### Exercise aim
Below are the records; collect from them each line containing the string "Adult".
:: Listing
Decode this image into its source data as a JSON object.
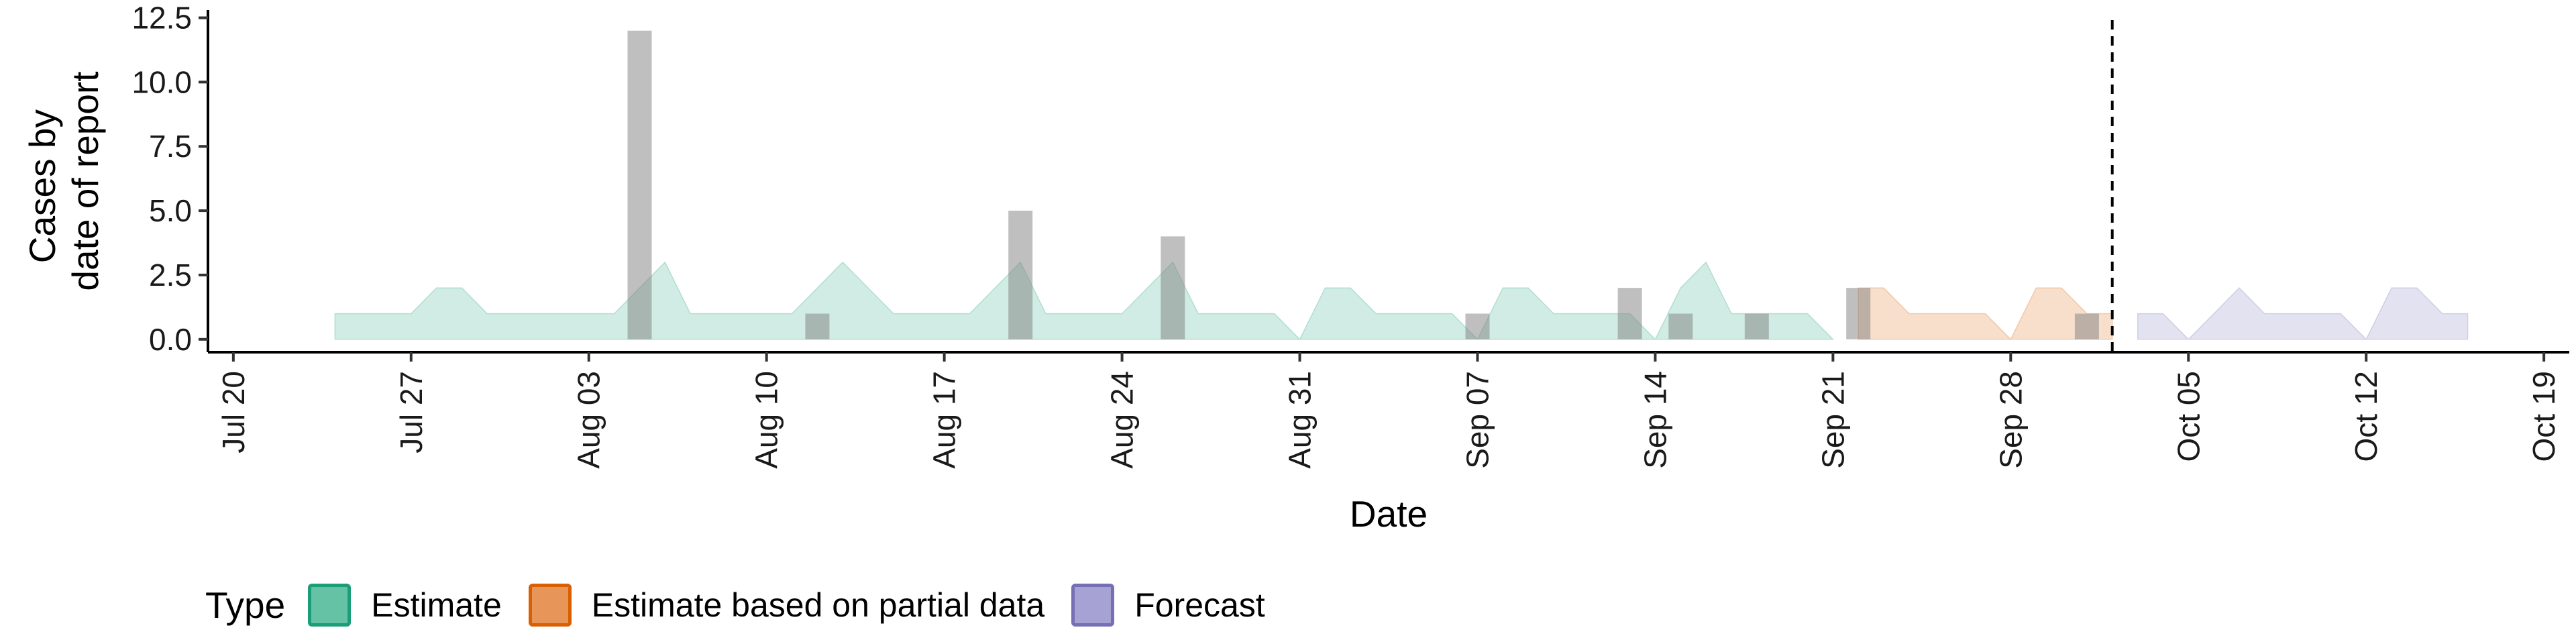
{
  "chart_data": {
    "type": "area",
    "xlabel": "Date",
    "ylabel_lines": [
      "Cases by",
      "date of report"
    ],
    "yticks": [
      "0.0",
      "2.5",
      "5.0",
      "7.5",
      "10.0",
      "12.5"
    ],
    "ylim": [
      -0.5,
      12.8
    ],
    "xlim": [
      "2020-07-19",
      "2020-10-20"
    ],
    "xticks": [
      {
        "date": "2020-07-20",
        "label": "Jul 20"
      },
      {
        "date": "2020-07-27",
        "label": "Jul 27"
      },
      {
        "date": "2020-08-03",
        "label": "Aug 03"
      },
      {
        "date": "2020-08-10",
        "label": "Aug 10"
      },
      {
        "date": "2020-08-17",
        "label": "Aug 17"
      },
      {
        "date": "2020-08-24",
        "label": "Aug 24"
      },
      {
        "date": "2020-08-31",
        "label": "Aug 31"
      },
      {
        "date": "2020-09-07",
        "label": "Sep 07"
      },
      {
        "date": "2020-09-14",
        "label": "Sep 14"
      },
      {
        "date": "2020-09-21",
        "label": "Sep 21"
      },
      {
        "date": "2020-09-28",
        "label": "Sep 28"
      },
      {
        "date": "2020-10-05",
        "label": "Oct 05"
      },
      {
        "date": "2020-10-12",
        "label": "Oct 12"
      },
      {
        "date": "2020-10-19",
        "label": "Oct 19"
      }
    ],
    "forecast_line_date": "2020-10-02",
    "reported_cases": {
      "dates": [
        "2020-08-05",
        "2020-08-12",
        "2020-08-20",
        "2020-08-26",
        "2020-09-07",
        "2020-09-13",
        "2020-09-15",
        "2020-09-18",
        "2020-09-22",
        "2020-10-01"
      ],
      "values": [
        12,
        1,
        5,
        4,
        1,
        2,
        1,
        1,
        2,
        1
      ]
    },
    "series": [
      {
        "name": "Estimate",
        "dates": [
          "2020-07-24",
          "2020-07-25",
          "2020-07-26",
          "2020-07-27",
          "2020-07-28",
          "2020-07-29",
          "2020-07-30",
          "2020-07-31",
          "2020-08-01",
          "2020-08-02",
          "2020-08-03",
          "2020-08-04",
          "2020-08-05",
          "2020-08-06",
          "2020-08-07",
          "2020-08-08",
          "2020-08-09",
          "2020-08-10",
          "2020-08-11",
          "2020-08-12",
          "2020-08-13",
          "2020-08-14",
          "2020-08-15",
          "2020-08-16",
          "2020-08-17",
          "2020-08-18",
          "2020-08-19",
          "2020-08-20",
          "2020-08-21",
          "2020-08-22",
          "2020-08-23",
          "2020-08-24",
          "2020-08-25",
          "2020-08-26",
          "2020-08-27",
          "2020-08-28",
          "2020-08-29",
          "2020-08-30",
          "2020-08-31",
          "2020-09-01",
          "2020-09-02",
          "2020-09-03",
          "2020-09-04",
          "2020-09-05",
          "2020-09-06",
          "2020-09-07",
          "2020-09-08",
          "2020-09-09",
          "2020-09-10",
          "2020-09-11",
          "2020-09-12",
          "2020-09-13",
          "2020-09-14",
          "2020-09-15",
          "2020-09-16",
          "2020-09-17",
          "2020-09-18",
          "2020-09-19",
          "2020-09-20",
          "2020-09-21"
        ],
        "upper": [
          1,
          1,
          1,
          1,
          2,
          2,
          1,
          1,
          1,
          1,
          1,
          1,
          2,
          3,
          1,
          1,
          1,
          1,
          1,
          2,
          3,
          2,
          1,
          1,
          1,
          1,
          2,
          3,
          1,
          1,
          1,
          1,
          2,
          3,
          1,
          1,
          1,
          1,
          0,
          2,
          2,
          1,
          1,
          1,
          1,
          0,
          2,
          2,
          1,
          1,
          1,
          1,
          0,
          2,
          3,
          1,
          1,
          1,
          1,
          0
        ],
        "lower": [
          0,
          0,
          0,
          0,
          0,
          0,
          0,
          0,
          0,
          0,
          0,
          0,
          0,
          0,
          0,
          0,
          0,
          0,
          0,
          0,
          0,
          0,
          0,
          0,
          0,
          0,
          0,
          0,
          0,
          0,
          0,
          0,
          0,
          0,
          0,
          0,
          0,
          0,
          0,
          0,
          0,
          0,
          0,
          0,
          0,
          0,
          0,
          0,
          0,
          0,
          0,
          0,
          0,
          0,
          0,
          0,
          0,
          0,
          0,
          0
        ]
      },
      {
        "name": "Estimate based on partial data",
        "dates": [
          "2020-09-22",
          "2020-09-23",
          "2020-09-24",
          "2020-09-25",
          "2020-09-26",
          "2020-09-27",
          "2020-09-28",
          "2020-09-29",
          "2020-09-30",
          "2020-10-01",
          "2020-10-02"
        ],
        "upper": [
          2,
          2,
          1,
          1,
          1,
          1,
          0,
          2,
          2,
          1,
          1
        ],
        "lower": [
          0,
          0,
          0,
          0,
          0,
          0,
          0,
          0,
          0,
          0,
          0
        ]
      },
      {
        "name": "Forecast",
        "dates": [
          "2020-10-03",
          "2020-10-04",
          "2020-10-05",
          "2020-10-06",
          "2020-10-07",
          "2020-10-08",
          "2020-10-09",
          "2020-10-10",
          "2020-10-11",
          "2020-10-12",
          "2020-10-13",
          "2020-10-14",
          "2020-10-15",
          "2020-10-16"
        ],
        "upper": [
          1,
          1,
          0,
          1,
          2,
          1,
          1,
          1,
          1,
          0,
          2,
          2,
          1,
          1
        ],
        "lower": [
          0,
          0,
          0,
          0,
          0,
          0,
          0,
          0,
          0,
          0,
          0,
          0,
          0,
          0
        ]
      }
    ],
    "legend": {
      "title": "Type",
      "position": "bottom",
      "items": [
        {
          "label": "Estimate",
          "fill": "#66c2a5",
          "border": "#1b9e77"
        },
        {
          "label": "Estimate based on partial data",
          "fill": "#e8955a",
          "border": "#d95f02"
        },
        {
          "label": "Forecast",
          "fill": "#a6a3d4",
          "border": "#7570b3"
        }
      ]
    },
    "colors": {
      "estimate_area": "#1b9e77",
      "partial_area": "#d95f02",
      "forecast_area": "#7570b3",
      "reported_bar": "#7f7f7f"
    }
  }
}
::::
:: Listing
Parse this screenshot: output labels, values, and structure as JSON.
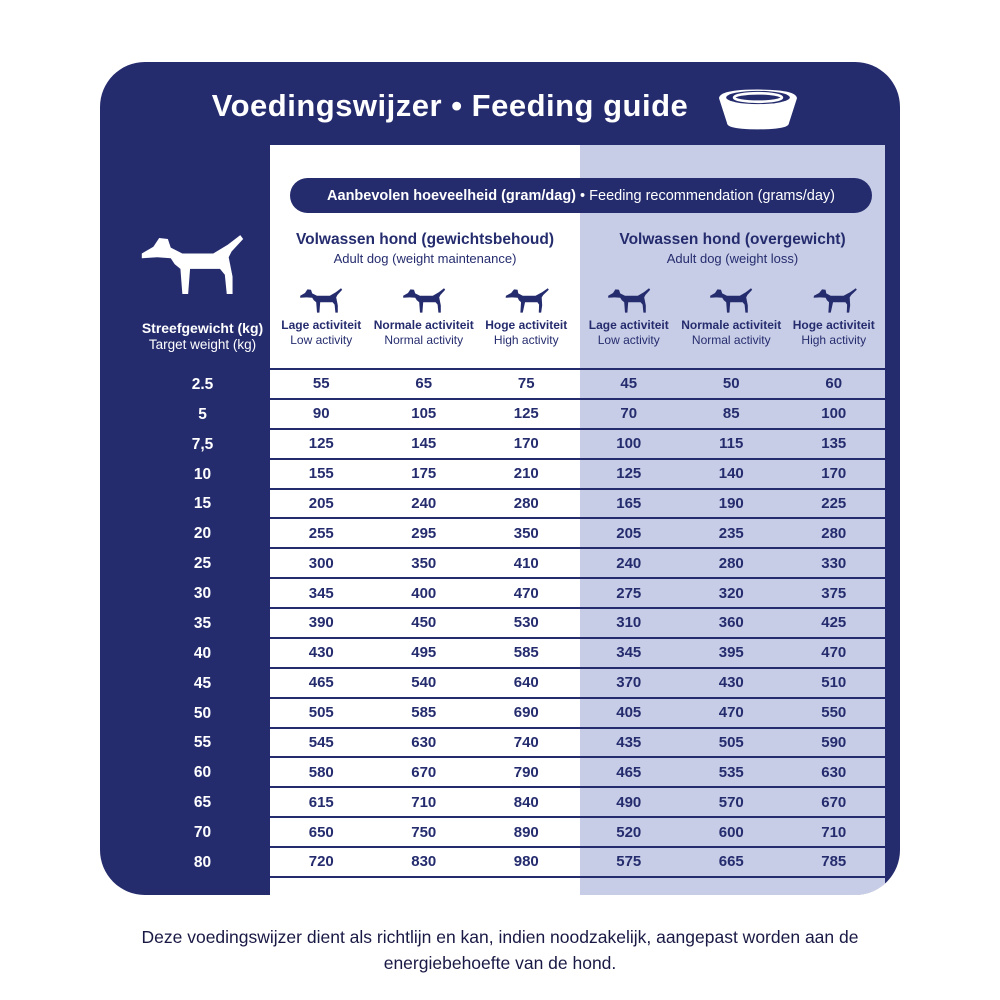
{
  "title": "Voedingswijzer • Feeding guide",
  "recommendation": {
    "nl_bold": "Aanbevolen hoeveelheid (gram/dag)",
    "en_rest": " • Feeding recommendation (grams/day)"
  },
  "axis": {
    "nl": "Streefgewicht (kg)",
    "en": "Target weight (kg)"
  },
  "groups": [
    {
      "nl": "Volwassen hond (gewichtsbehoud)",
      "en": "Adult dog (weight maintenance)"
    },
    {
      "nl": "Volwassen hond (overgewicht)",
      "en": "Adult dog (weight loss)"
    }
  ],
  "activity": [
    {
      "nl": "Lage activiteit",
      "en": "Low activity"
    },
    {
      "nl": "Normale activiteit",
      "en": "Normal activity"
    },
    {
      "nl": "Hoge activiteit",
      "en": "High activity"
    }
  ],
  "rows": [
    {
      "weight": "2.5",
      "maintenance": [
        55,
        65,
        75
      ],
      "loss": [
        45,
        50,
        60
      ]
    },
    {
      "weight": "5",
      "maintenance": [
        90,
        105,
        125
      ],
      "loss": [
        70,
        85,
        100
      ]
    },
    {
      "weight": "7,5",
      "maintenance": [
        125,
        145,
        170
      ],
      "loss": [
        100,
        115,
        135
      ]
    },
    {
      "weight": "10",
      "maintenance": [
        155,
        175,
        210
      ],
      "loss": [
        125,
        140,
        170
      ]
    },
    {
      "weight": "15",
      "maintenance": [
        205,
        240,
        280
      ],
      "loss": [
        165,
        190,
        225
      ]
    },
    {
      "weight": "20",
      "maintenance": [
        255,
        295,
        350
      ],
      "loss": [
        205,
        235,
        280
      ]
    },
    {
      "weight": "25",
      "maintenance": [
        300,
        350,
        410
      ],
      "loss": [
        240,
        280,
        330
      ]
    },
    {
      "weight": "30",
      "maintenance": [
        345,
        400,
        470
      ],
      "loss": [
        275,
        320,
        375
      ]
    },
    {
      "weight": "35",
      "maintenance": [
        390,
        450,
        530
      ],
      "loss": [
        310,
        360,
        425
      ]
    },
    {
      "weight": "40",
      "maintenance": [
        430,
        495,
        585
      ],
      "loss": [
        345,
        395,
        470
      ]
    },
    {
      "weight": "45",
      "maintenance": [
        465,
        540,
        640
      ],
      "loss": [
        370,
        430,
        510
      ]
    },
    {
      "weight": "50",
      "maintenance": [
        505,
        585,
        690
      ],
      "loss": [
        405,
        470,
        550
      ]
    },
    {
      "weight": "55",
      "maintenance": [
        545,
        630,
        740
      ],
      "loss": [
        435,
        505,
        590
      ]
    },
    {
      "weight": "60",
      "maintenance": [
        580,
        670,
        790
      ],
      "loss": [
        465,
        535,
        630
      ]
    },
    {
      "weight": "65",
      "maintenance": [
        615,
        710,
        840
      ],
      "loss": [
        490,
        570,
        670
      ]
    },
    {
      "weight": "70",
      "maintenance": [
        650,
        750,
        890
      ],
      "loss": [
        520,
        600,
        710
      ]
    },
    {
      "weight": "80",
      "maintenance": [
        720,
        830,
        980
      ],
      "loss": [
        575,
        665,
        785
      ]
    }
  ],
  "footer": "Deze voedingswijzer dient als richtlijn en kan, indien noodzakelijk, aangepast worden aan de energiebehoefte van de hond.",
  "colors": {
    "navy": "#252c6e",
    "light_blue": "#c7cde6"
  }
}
::::
:: Listing
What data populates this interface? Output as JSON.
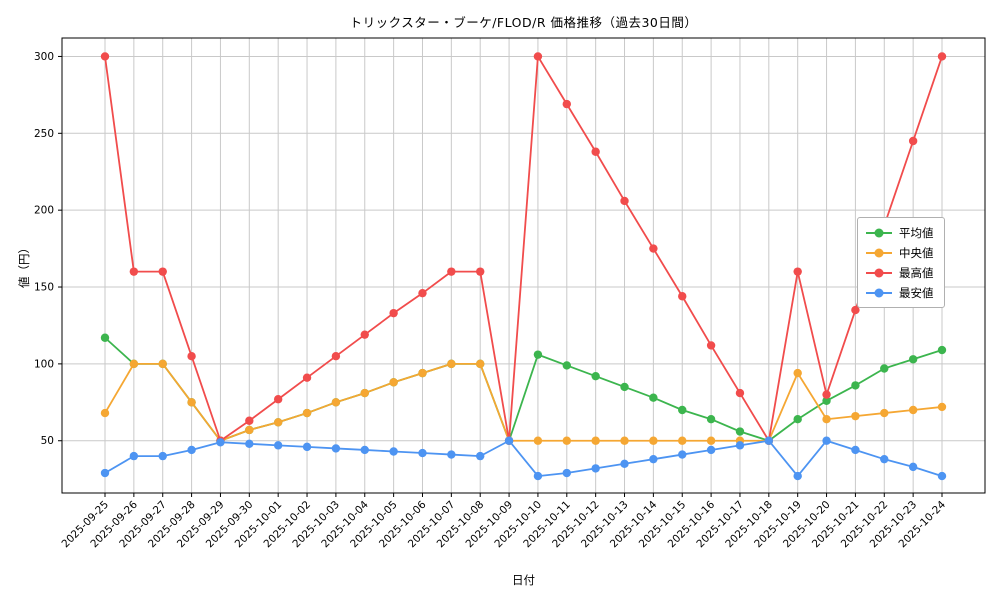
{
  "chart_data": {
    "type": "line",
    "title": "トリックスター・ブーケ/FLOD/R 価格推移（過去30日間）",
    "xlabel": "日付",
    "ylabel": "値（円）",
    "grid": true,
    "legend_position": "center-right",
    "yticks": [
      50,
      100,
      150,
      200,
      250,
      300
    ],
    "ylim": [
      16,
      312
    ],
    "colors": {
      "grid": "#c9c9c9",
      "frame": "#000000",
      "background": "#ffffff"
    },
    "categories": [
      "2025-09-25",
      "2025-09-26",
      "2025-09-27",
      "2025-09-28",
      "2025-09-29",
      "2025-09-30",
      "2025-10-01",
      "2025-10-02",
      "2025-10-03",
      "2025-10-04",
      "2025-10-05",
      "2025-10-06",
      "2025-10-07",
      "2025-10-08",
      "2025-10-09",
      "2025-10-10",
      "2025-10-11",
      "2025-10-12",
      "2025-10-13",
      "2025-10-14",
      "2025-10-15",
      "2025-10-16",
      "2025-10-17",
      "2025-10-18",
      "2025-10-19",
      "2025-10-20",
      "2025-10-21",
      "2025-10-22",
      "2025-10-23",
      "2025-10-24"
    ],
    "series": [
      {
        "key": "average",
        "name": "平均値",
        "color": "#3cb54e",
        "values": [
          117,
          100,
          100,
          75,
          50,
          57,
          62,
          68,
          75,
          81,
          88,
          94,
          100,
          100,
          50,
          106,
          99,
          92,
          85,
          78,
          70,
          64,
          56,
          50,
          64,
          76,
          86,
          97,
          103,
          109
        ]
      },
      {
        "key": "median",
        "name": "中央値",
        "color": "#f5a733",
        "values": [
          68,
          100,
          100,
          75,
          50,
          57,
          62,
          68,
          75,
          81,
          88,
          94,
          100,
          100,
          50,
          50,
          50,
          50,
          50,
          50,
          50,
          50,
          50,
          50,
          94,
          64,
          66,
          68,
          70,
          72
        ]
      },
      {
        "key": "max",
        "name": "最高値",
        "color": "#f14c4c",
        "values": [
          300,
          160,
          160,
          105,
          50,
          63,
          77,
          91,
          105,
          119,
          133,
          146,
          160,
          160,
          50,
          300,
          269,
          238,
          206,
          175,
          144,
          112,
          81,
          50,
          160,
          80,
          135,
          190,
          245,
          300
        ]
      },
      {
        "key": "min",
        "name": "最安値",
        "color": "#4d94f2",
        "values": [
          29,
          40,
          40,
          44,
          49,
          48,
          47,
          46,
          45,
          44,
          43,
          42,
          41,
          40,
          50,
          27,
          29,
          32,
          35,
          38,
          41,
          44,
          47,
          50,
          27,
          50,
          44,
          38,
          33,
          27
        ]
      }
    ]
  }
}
::::
### Final result
      "en": "Adult dog (weight maintenance)"
      "en": "Adult dog (weight loss)"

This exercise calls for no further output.